- SHORT EXERCISE: Please repeat all of the listing exactly.

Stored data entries
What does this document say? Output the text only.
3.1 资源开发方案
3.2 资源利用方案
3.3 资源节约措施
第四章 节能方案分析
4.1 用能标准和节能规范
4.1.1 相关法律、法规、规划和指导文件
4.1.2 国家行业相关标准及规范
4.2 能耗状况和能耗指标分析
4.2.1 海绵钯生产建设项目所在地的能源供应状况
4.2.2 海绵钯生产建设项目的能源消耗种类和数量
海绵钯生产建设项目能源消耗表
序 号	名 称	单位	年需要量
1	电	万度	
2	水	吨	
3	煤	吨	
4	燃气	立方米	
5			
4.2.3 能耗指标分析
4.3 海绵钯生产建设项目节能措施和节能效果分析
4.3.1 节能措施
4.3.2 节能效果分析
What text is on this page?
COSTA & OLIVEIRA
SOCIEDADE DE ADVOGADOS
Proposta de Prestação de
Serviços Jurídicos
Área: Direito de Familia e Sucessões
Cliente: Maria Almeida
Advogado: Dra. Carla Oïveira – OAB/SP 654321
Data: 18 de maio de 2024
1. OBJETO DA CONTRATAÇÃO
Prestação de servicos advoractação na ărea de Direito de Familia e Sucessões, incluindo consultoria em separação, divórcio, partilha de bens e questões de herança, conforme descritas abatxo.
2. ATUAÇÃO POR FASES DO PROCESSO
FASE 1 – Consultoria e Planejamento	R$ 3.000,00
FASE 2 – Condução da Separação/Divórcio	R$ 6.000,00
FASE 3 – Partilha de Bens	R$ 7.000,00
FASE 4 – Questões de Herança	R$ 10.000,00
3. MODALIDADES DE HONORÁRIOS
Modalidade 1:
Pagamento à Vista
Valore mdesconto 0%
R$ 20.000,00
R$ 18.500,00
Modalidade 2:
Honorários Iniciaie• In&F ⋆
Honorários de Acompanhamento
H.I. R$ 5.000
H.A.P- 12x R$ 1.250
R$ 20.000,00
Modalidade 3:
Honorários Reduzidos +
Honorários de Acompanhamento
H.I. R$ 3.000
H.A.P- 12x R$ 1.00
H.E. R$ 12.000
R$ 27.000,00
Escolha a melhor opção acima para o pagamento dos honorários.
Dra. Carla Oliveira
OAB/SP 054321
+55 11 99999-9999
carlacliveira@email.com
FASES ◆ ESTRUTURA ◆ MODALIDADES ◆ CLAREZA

- PROBLEM SOLUTION:
What does this document say? Output the text only.
3.1 资源开发方案
3.2 资源利用方案
3.3 资源节约措施
第四章 节能方案分析
4.1 用能标准和节能规范
4.1.1 相关法律、法规、规划和指导文件
4.1.2 国家行业相关标准及规范
4.2 能耗状况和能耗指标分析
4.2.1 海绵钯生产建设项目所在地的能源供应状况
4.2.2 海绵钯生产建设项目的能源消耗种类和数量
海绵钯生产建设项目能源消耗表
序 号	名 称	单位	年需要量
1	电	万度	
2	水	吨	
3	煤	吨	
4	燃气	立方米	
5			
4.2.3 能耗指标分析
4.3 海绵钯生产建设项目节能措施和节能效果分析
4.3.1 节能措施
4.3.2 节能效果分析
What text is on this page?
COSTA & OLIVEIRA
SOCIEDADE DE ADVOGADOS
Proposta de Prestação de
Serviços Jurídicos
Área: Direito de Familia e Sucessões
Cliente: Maria Almeida
Advogado: Dra. Carla Oïveira – OAB/SP 654321
Data: 18 de maio de 2024
1. OBJETO DA CONTRATAÇÃO
Prestação de servicos advoractação na ărea de Direito de Familia e Sucessões, incluindo consultoria em separação, divórcio, partilha de bens e questões de herança, conforme descritas abatxo.
2. ATUAÇÃO POR FASES DO PROCESSO
FASE 1 – Consultoria e Planejamento	R$ 3.000,00
FASE 2 – Condução da Separação/Divórcio	R$ 6.000,00
FASE 3 – Partilha de Bens	R$ 7.000,00
FASE 4 – Questões de Herança	R$ 10.000,00
3. MODALIDADES DE HONORÁRIOS
Modalidade 1:
Pagamento à Vista
Valore mdesconto 0%
R$ 20.000,00
R$ 18.500,00
Modalidade 2:
Honorários Iniciaie• In&F ⋆
Honorários de Acompanhamento
H.I. R$ 5.000
H.A.P- 12x R$ 1.250
R$ 20.000,00
Modalidade 3:
Honorários Reduzidos +
Honorários de Acompanhamento
H.I. R$ 3.000
H.A.P- 12x R$ 1.00
H.E. R$ 12.000
R$ 27.000,00
Escolha a melhor opção acima para o pagamento dos honorários.
Dra. Carla Oliveira
OAB/SP 054321
+55 11 99999-9999
carlacliveira@email.com
FASES ◆ ESTRUTURA ◆ MODALIDADES ◆ CLAREZA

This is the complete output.